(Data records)
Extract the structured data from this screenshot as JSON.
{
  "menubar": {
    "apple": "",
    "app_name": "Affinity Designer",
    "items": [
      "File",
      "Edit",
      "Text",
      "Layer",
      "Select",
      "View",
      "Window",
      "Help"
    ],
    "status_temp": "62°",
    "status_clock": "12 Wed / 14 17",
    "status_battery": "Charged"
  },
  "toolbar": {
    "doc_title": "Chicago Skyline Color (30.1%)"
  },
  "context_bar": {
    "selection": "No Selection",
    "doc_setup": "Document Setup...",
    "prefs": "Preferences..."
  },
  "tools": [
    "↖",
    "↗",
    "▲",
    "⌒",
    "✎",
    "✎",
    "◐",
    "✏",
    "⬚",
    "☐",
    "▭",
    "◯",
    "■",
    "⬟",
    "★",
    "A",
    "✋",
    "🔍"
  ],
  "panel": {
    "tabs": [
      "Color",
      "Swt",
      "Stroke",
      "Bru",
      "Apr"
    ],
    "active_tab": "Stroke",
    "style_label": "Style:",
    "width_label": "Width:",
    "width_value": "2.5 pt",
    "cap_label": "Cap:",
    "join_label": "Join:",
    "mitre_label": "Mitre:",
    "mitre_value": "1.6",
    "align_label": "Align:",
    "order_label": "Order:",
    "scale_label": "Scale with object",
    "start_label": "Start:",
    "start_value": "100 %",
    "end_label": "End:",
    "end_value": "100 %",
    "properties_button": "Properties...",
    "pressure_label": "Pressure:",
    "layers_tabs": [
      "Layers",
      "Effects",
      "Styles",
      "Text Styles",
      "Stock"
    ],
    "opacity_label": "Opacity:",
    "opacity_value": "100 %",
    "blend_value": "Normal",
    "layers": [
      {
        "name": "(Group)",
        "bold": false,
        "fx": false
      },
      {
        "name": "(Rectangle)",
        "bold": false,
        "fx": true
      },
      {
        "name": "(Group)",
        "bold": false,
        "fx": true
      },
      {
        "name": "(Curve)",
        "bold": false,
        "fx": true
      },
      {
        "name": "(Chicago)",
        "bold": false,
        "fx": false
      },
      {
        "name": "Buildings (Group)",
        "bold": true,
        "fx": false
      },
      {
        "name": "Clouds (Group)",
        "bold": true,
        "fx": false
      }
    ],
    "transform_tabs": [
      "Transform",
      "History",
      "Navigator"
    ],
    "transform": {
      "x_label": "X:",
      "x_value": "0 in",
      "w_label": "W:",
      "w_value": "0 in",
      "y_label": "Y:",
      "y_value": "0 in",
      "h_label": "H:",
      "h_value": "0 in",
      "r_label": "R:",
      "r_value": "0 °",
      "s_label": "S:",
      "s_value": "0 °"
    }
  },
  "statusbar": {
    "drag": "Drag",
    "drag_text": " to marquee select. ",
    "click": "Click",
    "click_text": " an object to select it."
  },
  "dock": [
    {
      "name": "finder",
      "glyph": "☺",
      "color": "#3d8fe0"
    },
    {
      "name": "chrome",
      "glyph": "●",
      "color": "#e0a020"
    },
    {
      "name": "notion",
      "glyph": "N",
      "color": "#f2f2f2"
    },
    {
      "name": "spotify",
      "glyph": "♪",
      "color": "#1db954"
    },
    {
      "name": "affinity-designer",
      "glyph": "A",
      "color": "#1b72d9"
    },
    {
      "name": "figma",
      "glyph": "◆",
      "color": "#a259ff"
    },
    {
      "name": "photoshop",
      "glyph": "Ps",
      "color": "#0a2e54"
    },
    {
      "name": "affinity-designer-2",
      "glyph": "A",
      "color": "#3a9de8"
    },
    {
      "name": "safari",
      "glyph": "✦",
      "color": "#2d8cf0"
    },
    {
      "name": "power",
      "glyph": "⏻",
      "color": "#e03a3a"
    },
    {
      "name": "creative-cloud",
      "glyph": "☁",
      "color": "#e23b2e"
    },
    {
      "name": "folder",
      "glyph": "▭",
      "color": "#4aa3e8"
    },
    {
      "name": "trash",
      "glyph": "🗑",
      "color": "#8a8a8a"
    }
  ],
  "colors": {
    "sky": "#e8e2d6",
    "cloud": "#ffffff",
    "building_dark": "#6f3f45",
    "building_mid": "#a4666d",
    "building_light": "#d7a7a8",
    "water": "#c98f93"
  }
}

## REQUEST:
Please set down each line of the records exactly as given.

## IN RESPONSE:
Extract the structured data from this screenshot as JSON.
{
  "menubar": {
    "apple": "",
    "app_name": "Affinity Designer",
    "items": [
      "File",
      "Edit",
      "Text",
      "Layer",
      "Select",
      "View",
      "Window",
      "Help"
    ],
    "status_temp": "62°",
    "status_clock": "12 Wed / 14 17",
    "status_battery": "Charged"
  },
  "toolbar": {
    "doc_title": "Chicago Skyline Color (30.1%)"
  },
  "context_bar": {
    "selection": "No Selection",
    "doc_setup": "Document Setup...",
    "prefs": "Preferences..."
  },
  "tools": [
    "↖",
    "↗",
    "▲",
    "⌒",
    "✎",
    "✎",
    "◐",
    "✏",
    "⬚",
    "☐",
    "▭",
    "◯",
    "■",
    "⬟",
    "★",
    "A",
    "✋",
    "🔍"
  ],
  "panel": {
    "tabs": [
      "Color",
      "Swt",
      "Stroke",
      "Bru",
      "Apr"
    ],
    "active_tab": "Stroke",
    "style_label": "Style:",
    "width_label": "Width:",
    "width_value": "2.5 pt",
    "cap_label": "Cap:",
    "join_label": "Join:",
    "mitre_label": "Mitre:",
    "mitre_value": "1.6",
    "align_label": "Align:",
    "order_label": "Order:",
    "scale_label": "Scale with object",
    "start_label": "Start:",
    "start_value": "100 %",
    "end_label": "End:",
    "end_value": "100 %",
    "properties_button": "Properties...",
    "pressure_label": "Pressure:",
    "layers_tabs": [
      "Layers",
      "Effects",
      "Styles",
      "Text Styles",
      "Stock"
    ],
    "opacity_label": "Opacity:",
    "opacity_value": "100 %",
    "blend_value": "Normal",
    "layers": [
      {
        "name": "(Group)",
        "bold": false,
        "fx": false
      },
      {
        "name": "(Rectangle)",
        "bold": false,
        "fx": true
      },
      {
        "name": "(Group)",
        "bold": false,
        "fx": true
      },
      {
        "name": "(Curve)",
        "bold": false,
        "fx": true
      },
      {
        "name": "(Chicago)",
        "bold": false,
        "fx": false
      },
      {
        "name": "Buildings (Group)",
        "bold": true,
        "fx": false
      },
      {
        "name": "Clouds (Group)",
        "bold": true,
        "fx": false
      }
    ],
    "transform_tabs": [
      "Transform",
      "History",
      "Navigator"
    ],
    "transform": {
      "x_label": "X:",
      "x_value": "0 in",
      "w_label": "W:",
      "w_value": "0 in",
      "y_label": "Y:",
      "y_value": "0 in",
      "h_label": "H:",
      "h_value": "0 in",
      "r_label": "R:",
      "r_value": "0 °",
      "s_label": "S:",
      "s_value": "0 °"
    }
  },
  "statusbar": {
    "drag": "Drag",
    "drag_text": " to marquee select. ",
    "click": "Click",
    "click_text": " an object to select it."
  },
  "dock": [
    {
      "name": "finder",
      "glyph": "☺",
      "color": "#3d8fe0"
    },
    {
      "name": "chrome",
      "glyph": "●",
      "color": "#e0a020"
    },
    {
      "name": "notion",
      "glyph": "N",
      "color": "#f2f2f2"
    },
    {
      "name": "spotify",
      "glyph": "♪",
      "color": "#1db954"
    },
    {
      "name": "affinity-designer",
      "glyph": "A",
      "color": "#1b72d9"
    },
    {
      "name": "figma",
      "glyph": "◆",
      "color": "#a259ff"
    },
    {
      "name": "photoshop",
      "glyph": "Ps",
      "color": "#0a2e54"
    },
    {
      "name": "affinity-designer-2",
      "glyph": "A",
      "color": "#3a9de8"
    },
    {
      "name": "safari",
      "glyph": "✦",
      "color": "#2d8cf0"
    },
    {
      "name": "power",
      "glyph": "⏻",
      "color": "#e03a3a"
    },
    {
      "name": "creative-cloud",
      "glyph": "☁",
      "color": "#e23b2e"
    },
    {
      "name": "folder",
      "glyph": "▭",
      "color": "#4aa3e8"
    },
    {
      "name": "trash",
      "glyph": "🗑",
      "color": "#8a8a8a"
    }
  ],
  "colors": {
    "sky": "#e8e2d6",
    "cloud": "#ffffff",
    "building_dark": "#6f3f45",
    "building_mid": "#a4666d",
    "building_light": "#d7a7a8",
    "water": "#c98f93"
  }
}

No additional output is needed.